→ Task details: List each line of the data in which the string "color" appears.

→ Rows:
»»
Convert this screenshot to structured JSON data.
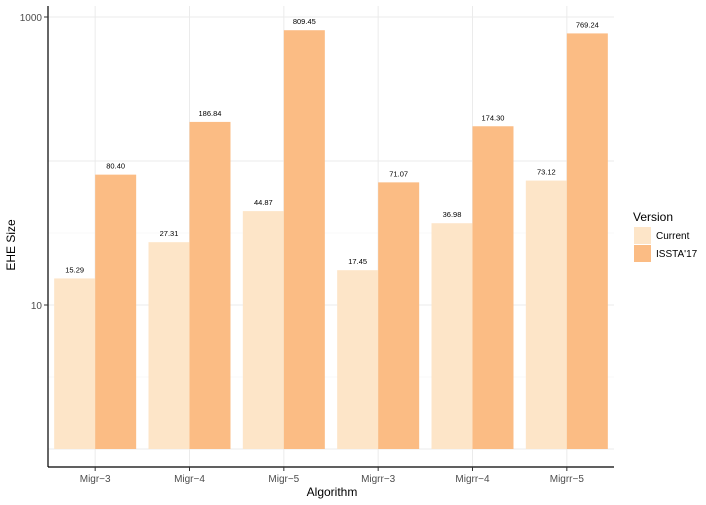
{
  "chart_data": {
    "type": "bar",
    "title": "",
    "xlabel": "Algorithm",
    "ylabel": "EHE Size",
    "y_scale": "log10",
    "ylim": [
      1,
      1000
    ],
    "y_ticks": [
      {
        "value": 10,
        "label": "10"
      },
      {
        "value": 1000,
        "label": "1000"
      }
    ],
    "grid": true,
    "legend_position": "right",
    "legend_title": "Version",
    "categories": [
      "Migr−3",
      "Migr−4",
      "Migr−5",
      "Migrr−3",
      "Migrr−4",
      "Migrr−5"
    ],
    "series": [
      {
        "name": "Current",
        "color": "#fde5c8",
        "values": [
          15.29,
          27.31,
          44.87,
          17.45,
          36.98,
          73.12
        ],
        "labels": [
          "15.29",
          "27.31",
          "44.87",
          "17.45",
          "36.98",
          "73.12"
        ]
      },
      {
        "name": "ISSTA'17",
        "color": "#fbbc84",
        "values": [
          80.4,
          186.84,
          809.45,
          71.07,
          174.3,
          769.24
        ],
        "labels": [
          "80.40",
          "186.84",
          "809.45",
          "71.07",
          "174.30",
          "769.24"
        ]
      }
    ]
  }
}
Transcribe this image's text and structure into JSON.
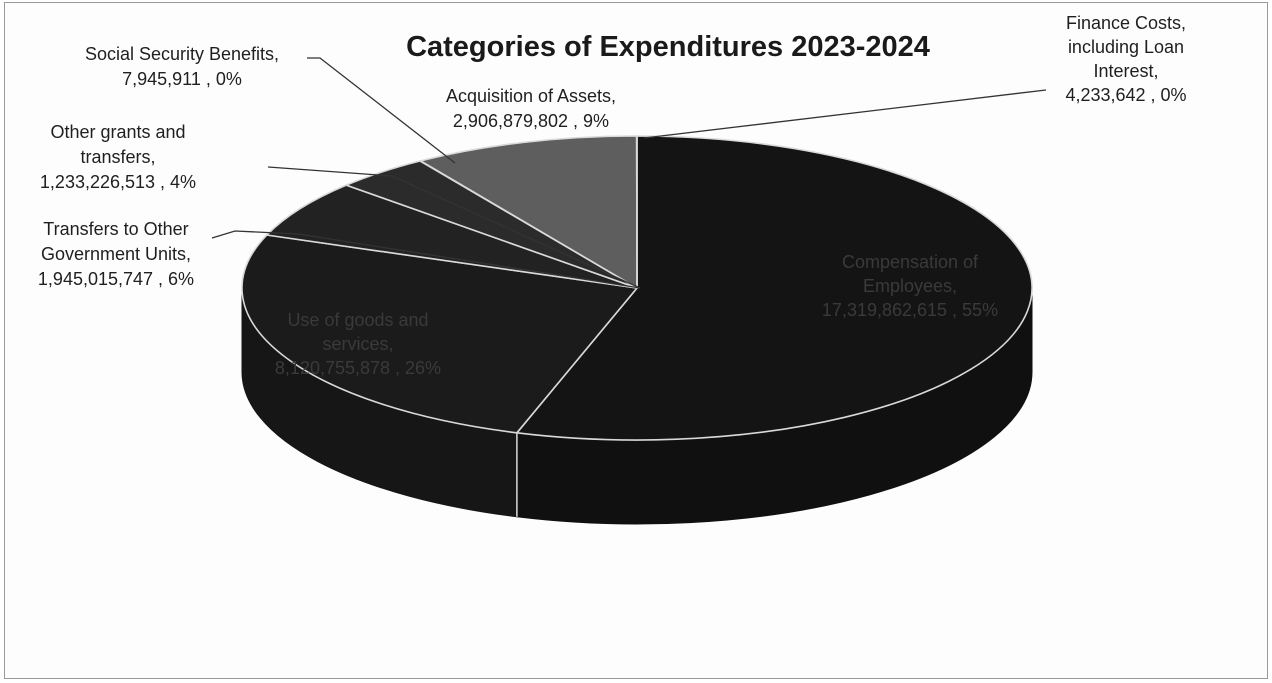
{
  "chart_data": {
    "type": "pie",
    "title": "Categories of Expenditures  2023-2024",
    "slices": [
      {
        "label_lines": [
          "Compensation of",
          "Employees,",
          "17,319,862,615 , 55%"
        ],
        "value": 17319862615,
        "percent": "55%",
        "color": "#141414"
      },
      {
        "label_lines": [
          "Use of goods and",
          "services,",
          "8,120,755,878 , 26%"
        ],
        "value": 8120755878,
        "percent": "26%",
        "color": "#1b1b1b"
      },
      {
        "label_lines": [
          "Transfers to Other",
          "Government Units,",
          "1,945,015,747 , 6%"
        ],
        "value": 1945015747,
        "percent": "6%",
        "color": "#222222"
      },
      {
        "label_lines": [
          "Other grants and",
          "transfers,",
          "1,233,226,513 , 4%"
        ],
        "value": 1233226513,
        "percent": "4%",
        "color": "#2b2b2b"
      },
      {
        "label_lines": [
          "Social Security Benefits,",
          "7,945,911 , 0%"
        ],
        "value": 7945911,
        "percent": "0%",
        "color": "#555555"
      },
      {
        "label_lines": [
          "Acquisition of Assets,",
          "2,906,879,802 , 9%"
        ],
        "value": 2906879802,
        "percent": "9%",
        "color": "#5e5e5e"
      },
      {
        "label_lines": [
          "Finance Costs,",
          "including Loan",
          "Interest,",
          "4,233,642 , 0%"
        ],
        "value": 4233642,
        "percent": "0%",
        "color": "#6a6a6a"
      }
    ]
  }
}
««
→ Full response:
        "color": "#fde5c8",
        "color": "#fbbc84",
        "color": "#141414"
        "color": "#1b1b1b"
        "color": "#222222"
        "color": "#2b2b2b"
        "color": "#555555"
        "color": "#5e5e5e"
        "color": "#6a6a6a"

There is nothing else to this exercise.